*Objective*. Write the data out again in full, with no departure from the original.
"""
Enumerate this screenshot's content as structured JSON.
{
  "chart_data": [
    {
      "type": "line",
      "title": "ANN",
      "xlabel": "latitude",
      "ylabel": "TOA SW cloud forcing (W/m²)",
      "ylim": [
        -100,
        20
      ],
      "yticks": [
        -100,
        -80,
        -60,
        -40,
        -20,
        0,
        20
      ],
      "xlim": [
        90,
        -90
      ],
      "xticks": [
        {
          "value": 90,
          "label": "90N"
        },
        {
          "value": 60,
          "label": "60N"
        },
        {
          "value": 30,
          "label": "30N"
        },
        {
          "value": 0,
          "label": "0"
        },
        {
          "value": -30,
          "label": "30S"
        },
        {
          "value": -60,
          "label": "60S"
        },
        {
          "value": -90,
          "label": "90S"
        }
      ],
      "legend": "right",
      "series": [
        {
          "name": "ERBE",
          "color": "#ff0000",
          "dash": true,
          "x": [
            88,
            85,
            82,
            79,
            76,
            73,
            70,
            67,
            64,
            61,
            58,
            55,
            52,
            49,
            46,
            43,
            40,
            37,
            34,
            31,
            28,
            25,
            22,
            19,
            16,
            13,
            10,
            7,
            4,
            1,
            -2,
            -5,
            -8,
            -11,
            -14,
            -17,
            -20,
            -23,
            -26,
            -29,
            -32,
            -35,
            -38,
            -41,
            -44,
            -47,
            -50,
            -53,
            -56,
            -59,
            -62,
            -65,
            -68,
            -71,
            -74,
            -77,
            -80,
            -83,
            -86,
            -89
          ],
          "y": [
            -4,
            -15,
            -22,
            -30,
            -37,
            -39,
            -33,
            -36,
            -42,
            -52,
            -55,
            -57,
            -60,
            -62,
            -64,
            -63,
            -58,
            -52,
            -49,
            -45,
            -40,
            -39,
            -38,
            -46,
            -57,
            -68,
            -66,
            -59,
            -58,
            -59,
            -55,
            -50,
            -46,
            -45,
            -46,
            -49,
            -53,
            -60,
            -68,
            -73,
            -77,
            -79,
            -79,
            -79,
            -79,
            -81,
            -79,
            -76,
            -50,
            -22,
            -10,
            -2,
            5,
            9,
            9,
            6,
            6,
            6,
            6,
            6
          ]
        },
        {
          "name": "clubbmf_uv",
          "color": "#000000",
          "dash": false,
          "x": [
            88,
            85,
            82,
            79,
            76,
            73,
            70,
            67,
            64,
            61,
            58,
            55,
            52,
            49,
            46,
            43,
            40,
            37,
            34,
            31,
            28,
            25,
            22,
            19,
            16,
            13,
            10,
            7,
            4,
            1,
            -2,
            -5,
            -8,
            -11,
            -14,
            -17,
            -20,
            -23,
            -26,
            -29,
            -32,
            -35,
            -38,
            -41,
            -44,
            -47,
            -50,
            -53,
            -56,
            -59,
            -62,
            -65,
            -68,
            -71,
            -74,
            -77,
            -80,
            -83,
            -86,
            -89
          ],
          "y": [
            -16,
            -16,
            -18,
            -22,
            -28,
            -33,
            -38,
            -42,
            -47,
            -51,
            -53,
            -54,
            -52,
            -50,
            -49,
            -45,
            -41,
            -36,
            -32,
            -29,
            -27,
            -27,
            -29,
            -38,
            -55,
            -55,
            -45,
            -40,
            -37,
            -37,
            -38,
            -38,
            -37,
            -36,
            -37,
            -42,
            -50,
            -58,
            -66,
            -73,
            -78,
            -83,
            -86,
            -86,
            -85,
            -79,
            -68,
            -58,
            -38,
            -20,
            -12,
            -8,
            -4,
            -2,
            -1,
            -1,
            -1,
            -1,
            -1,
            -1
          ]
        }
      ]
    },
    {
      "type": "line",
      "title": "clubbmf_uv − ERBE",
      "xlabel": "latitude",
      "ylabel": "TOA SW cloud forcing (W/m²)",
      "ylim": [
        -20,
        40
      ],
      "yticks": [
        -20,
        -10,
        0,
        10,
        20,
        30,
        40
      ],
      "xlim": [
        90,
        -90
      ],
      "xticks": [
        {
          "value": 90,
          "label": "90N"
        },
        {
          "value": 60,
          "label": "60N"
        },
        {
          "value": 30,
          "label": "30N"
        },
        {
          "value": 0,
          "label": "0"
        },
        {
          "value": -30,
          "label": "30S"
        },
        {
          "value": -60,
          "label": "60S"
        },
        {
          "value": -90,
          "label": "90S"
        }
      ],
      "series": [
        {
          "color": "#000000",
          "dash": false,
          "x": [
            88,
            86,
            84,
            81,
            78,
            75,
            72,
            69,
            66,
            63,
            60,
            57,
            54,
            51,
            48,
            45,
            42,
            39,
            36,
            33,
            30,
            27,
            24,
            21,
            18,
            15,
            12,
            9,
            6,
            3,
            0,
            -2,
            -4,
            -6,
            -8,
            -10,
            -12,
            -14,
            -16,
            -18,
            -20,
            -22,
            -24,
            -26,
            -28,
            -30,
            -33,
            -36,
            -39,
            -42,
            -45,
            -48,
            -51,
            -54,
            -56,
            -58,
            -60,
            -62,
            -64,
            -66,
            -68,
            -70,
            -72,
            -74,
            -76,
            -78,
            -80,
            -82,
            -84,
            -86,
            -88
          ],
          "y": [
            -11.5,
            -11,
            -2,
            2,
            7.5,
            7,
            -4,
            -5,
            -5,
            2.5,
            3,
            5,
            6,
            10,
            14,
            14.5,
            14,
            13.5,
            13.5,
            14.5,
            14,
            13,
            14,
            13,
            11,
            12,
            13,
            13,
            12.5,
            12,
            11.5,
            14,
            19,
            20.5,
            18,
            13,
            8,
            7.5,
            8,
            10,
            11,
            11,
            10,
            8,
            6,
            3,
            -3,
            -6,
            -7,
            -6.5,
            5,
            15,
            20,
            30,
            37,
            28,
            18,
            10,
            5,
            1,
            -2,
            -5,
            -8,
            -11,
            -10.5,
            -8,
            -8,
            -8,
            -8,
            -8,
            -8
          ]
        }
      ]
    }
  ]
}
"""
*Written solution*.
Enumerate this screenshot's content as structured JSON.
{
  "chart_data": [
    {
      "type": "line",
      "title": "ANN",
      "xlabel": "latitude",
      "ylabel": "TOA SW cloud forcing (W/m²)",
      "ylim": [
        -100,
        20
      ],
      "yticks": [
        -100,
        -80,
        -60,
        -40,
        -20,
        0,
        20
      ],
      "xlim": [
        90,
        -90
      ],
      "xticks": [
        {
          "value": 90,
          "label": "90N"
        },
        {
          "value": 60,
          "label": "60N"
        },
        {
          "value": 30,
          "label": "30N"
        },
        {
          "value": 0,
          "label": "0"
        },
        {
          "value": -30,
          "label": "30S"
        },
        {
          "value": -60,
          "label": "60S"
        },
        {
          "value": -90,
          "label": "90S"
        }
      ],
      "legend": "right",
      "series": [
        {
          "name": "ERBE",
          "color": "#ff0000",
          "dash": true,
          "x": [
            88,
            85,
            82,
            79,
            76,
            73,
            70,
            67,
            64,
            61,
            58,
            55,
            52,
            49,
            46,
            43,
            40,
            37,
            34,
            31,
            28,
            25,
            22,
            19,
            16,
            13,
            10,
            7,
            4,
            1,
            -2,
            -5,
            -8,
            -11,
            -14,
            -17,
            -20,
            -23,
            -26,
            -29,
            -32,
            -35,
            -38,
            -41,
            -44,
            -47,
            -50,
            -53,
            -56,
            -59,
            -62,
            -65,
            -68,
            -71,
            -74,
            -77,
            -80,
            -83,
            -86,
            -89
          ],
          "y": [
            -4,
            -15,
            -22,
            -30,
            -37,
            -39,
            -33,
            -36,
            -42,
            -52,
            -55,
            -57,
            -60,
            -62,
            -64,
            -63,
            -58,
            -52,
            -49,
            -45,
            -40,
            -39,
            -38,
            -46,
            -57,
            -68,
            -66,
            -59,
            -58,
            -59,
            -55,
            -50,
            -46,
            -45,
            -46,
            -49,
            -53,
            -60,
            -68,
            -73,
            -77,
            -79,
            -79,
            -79,
            -79,
            -81,
            -79,
            -76,
            -50,
            -22,
            -10,
            -2,
            5,
            9,
            9,
            6,
            6,
            6,
            6,
            6
          ]
        },
        {
          "name": "clubbmf_uv",
          "color": "#000000",
          "dash": false,
          "x": [
            88,
            85,
            82,
            79,
            76,
            73,
            70,
            67,
            64,
            61,
            58,
            55,
            52,
            49,
            46,
            43,
            40,
            37,
            34,
            31,
            28,
            25,
            22,
            19,
            16,
            13,
            10,
            7,
            4,
            1,
            -2,
            -5,
            -8,
            -11,
            -14,
            -17,
            -20,
            -23,
            -26,
            -29,
            -32,
            -35,
            -38,
            -41,
            -44,
            -47,
            -50,
            -53,
            -56,
            -59,
            -62,
            -65,
            -68,
            -71,
            -74,
            -77,
            -80,
            -83,
            -86,
            -89
          ],
          "y": [
            -16,
            -16,
            -18,
            -22,
            -28,
            -33,
            -38,
            -42,
            -47,
            -51,
            -53,
            -54,
            -52,
            -50,
            -49,
            -45,
            -41,
            -36,
            -32,
            -29,
            -27,
            -27,
            -29,
            -38,
            -55,
            -55,
            -45,
            -40,
            -37,
            -37,
            -38,
            -38,
            -37,
            -36,
            -37,
            -42,
            -50,
            -58,
            -66,
            -73,
            -78,
            -83,
            -86,
            -86,
            -85,
            -79,
            -68,
            -58,
            -38,
            -20,
            -12,
            -8,
            -4,
            -2,
            -1,
            -1,
            -1,
            -1,
            -1,
            -1
          ]
        }
      ]
    },
    {
      "type": "line",
      "title": "clubbmf_uv − ERBE",
      "xlabel": "latitude",
      "ylabel": "TOA SW cloud forcing (W/m²)",
      "ylim": [
        -20,
        40
      ],
      "yticks": [
        -20,
        -10,
        0,
        10,
        20,
        30,
        40
      ],
      "xlim": [
        90,
        -90
      ],
      "xticks": [
        {
          "value": 90,
          "label": "90N"
        },
        {
          "value": 60,
          "label": "60N"
        },
        {
          "value": 30,
          "label": "30N"
        },
        {
          "value": 0,
          "label": "0"
        },
        {
          "value": -30,
          "label": "30S"
        },
        {
          "value": -60,
          "label": "60S"
        },
        {
          "value": -90,
          "label": "90S"
        }
      ],
      "series": [
        {
          "color": "#000000",
          "dash": false,
          "x": [
            88,
            86,
            84,
            81,
            78,
            75,
            72,
            69,
            66,
            63,
            60,
            57,
            54,
            51,
            48,
            45,
            42,
            39,
            36,
            33,
            30,
            27,
            24,
            21,
            18,
            15,
            12,
            9,
            6,
            3,
            0,
            -2,
            -4,
            -6,
            -8,
            -10,
            -12,
            -14,
            -16,
            -18,
            -20,
            -22,
            -24,
            -26,
            -28,
            -30,
            -33,
            -36,
            -39,
            -42,
            -45,
            -48,
            -51,
            -54,
            -56,
            -58,
            -60,
            -62,
            -64,
            -66,
            -68,
            -70,
            -72,
            -74,
            -76,
            -78,
            -80,
            -82,
            -84,
            -86,
            -88
          ],
          "y": [
            -11.5,
            -11,
            -2,
            2,
            7.5,
            7,
            -4,
            -5,
            -5,
            2.5,
            3,
            5,
            6,
            10,
            14,
            14.5,
            14,
            13.5,
            13.5,
            14.5,
            14,
            13,
            14,
            13,
            11,
            12,
            13,
            13,
            12.5,
            12,
            11.5,
            14,
            19,
            20.5,
            18,
            13,
            8,
            7.5,
            8,
            10,
            11,
            11,
            10,
            8,
            6,
            3,
            -3,
            -6,
            -7,
            -6.5,
            5,
            15,
            20,
            30,
            37,
            28,
            18,
            10,
            5,
            1,
            -2,
            -5,
            -8,
            -11,
            -10.5,
            -8,
            -8,
            -8,
            -8,
            -8,
            -8
          ]
        }
      ]
    }
  ]
}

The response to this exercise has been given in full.